▼
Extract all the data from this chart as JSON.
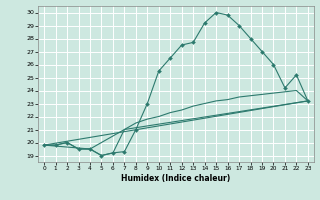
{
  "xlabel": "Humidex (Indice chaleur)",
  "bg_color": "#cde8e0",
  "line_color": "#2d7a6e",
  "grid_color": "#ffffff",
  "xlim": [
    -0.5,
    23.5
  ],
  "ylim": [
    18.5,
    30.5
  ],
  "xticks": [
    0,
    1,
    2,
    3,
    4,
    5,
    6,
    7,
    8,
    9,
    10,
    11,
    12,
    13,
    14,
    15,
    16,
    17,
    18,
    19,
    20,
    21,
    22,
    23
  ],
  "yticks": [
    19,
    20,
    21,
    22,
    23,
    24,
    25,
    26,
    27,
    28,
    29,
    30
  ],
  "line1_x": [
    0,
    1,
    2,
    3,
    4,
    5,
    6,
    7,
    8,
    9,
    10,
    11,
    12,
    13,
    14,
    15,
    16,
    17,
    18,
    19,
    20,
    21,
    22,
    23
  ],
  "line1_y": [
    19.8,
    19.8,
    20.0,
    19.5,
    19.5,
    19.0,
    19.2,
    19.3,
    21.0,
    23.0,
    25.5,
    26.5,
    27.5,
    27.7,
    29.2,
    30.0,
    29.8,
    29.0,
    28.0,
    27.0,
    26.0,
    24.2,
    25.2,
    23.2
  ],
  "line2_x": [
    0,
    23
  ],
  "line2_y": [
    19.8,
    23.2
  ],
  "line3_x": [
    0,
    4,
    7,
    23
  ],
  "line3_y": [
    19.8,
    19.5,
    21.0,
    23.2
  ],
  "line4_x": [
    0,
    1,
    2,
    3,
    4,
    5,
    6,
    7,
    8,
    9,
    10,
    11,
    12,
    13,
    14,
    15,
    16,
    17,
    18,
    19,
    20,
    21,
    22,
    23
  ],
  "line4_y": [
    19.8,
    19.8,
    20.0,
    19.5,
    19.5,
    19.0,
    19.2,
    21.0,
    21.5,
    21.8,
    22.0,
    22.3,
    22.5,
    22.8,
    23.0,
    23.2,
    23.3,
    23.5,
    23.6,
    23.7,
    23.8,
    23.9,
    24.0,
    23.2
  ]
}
▲
▼
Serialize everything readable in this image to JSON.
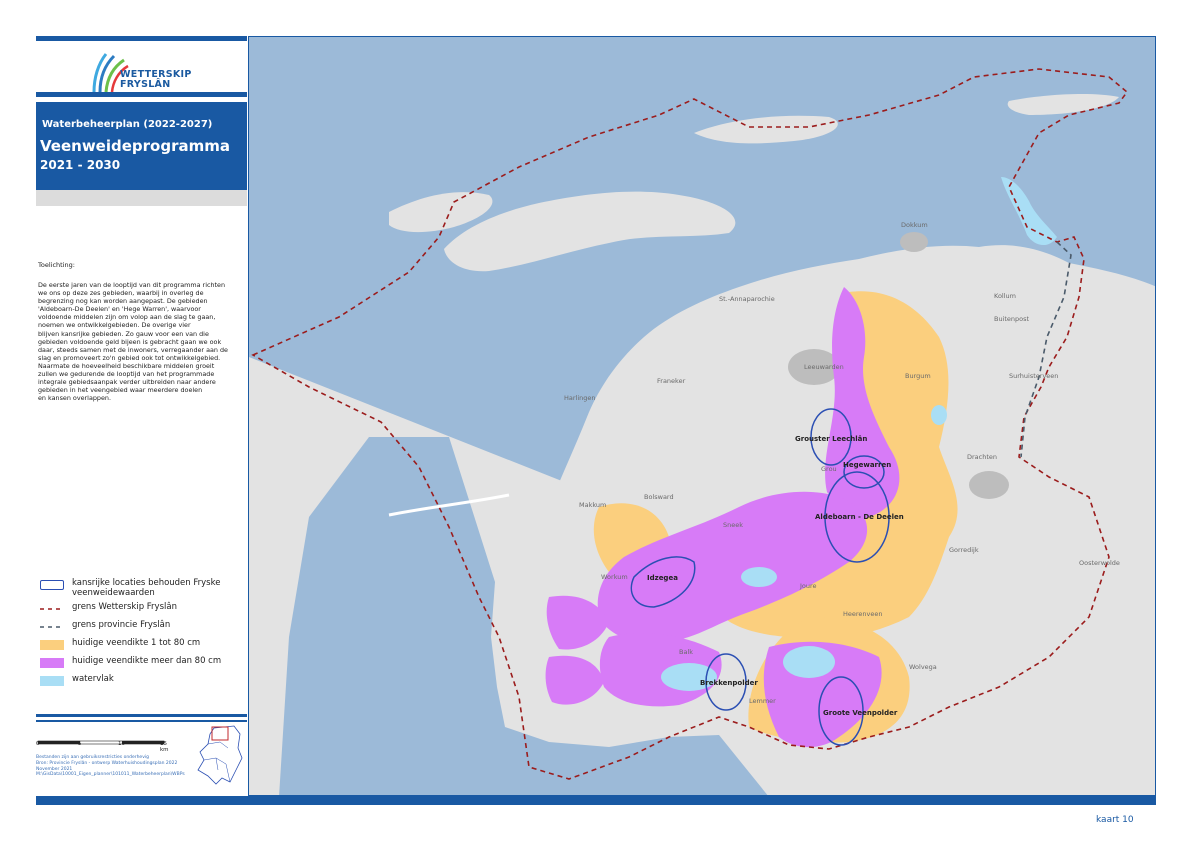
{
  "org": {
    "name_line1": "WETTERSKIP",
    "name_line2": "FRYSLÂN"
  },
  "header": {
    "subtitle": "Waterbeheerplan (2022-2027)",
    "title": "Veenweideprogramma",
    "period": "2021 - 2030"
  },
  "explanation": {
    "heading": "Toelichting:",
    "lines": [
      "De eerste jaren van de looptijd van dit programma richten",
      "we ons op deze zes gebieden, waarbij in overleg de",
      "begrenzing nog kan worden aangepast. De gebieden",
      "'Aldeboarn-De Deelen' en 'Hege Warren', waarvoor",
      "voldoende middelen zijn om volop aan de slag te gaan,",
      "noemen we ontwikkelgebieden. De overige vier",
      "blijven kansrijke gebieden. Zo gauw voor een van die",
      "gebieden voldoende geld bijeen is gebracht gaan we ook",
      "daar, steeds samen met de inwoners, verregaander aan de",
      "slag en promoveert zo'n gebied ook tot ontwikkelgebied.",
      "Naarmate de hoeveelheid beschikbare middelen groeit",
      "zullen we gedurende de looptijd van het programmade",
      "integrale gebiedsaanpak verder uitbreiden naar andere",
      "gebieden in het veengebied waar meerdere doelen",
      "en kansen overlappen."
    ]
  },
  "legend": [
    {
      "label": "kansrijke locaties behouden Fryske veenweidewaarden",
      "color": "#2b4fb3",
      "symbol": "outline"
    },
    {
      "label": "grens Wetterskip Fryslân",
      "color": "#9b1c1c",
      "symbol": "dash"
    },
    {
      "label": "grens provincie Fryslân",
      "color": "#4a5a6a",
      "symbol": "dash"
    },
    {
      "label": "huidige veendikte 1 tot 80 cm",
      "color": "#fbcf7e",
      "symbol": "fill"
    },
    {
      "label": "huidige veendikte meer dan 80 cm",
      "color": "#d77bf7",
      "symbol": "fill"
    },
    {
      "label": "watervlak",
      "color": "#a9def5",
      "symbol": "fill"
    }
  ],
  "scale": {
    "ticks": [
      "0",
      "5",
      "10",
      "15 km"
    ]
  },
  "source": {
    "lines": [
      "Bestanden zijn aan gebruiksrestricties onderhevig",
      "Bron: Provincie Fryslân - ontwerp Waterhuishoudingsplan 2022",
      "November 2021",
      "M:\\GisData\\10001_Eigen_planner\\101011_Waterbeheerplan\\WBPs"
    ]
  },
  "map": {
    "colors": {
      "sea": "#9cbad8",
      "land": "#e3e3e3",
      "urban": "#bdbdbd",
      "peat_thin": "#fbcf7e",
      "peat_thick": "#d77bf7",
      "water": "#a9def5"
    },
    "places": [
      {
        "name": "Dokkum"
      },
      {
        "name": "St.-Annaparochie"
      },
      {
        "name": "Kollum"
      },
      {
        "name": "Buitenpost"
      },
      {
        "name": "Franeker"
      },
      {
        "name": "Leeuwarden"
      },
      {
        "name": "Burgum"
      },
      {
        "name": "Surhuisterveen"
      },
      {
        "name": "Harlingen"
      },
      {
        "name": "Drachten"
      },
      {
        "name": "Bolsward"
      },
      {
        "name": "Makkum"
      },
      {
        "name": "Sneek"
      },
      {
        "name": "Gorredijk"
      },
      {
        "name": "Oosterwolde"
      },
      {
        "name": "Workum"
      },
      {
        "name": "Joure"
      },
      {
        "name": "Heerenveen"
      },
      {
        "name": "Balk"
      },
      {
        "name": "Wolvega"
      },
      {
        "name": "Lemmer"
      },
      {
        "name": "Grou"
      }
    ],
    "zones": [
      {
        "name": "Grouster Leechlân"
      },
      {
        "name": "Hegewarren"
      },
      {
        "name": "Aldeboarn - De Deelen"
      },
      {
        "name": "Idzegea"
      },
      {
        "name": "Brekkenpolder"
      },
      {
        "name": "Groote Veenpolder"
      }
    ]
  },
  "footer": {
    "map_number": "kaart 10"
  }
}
▲
▼
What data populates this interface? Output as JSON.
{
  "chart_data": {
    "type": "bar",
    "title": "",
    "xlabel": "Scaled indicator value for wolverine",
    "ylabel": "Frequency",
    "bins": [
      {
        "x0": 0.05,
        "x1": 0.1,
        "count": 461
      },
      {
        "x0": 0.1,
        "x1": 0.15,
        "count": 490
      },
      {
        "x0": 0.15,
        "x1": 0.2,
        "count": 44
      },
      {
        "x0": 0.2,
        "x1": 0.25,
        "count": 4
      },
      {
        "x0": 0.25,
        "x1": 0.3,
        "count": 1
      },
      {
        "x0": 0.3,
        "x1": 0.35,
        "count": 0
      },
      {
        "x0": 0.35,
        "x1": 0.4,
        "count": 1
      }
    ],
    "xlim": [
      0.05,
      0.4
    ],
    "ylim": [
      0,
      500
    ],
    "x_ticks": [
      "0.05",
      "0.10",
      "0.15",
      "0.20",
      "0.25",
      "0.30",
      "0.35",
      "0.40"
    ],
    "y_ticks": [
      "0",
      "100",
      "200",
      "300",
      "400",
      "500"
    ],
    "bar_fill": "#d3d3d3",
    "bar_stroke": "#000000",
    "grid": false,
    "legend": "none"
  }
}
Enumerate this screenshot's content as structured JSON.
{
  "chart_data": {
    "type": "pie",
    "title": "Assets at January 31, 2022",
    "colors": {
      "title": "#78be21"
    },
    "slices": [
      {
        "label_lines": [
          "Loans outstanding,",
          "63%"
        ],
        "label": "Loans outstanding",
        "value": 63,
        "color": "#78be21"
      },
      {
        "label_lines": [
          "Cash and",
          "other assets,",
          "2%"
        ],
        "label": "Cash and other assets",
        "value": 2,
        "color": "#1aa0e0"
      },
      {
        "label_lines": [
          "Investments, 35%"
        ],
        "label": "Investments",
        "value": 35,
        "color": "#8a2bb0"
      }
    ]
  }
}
▲
■ **Set exercise**
Scan the entries above. Copy each line that has the string "looptijd".

■ **Answer for the task**
      "De eerste jaren van de looptijd van dit programma richten",
      "zullen we gedurende de looptijd van het programmade",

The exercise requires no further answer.